[start]

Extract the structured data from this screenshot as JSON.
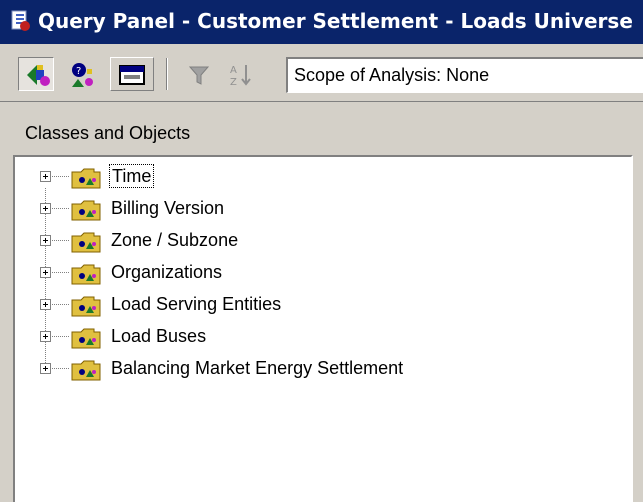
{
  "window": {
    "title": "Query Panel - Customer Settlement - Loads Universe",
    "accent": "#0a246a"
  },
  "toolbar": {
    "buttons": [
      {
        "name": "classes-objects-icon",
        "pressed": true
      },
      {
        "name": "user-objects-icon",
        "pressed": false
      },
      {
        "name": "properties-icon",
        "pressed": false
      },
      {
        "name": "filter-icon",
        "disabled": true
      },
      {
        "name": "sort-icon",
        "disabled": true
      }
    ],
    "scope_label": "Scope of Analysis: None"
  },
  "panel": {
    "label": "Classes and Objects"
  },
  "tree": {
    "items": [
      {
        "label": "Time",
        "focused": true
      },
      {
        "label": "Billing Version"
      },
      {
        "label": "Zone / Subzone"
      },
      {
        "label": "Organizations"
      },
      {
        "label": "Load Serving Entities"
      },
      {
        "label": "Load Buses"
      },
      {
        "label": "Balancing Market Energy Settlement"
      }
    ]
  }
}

[end]

Write out the full listing verbatim, excluding its pictures.

Extract the structured data from this screenshot as JSON.
{
  "window": {
    "title": "Query Panel - Customer Settlement - Loads Universe",
    "accent": "#0a246a"
  },
  "toolbar": {
    "buttons": [
      {
        "name": "classes-objects-icon",
        "pressed": true
      },
      {
        "name": "user-objects-icon",
        "pressed": false
      },
      {
        "name": "properties-icon",
        "pressed": false
      },
      {
        "name": "filter-icon",
        "disabled": true
      },
      {
        "name": "sort-icon",
        "disabled": true
      }
    ],
    "scope_label": "Scope of Analysis: None"
  },
  "panel": {
    "label": "Classes and Objects"
  },
  "tree": {
    "items": [
      {
        "label": "Time",
        "focused": true
      },
      {
        "label": "Billing Version"
      },
      {
        "label": "Zone / Subzone"
      },
      {
        "label": "Organizations"
      },
      {
        "label": "Load Serving Entities"
      },
      {
        "label": "Load Buses"
      },
      {
        "label": "Balancing Market Energy Settlement"
      }
    ]
  }
}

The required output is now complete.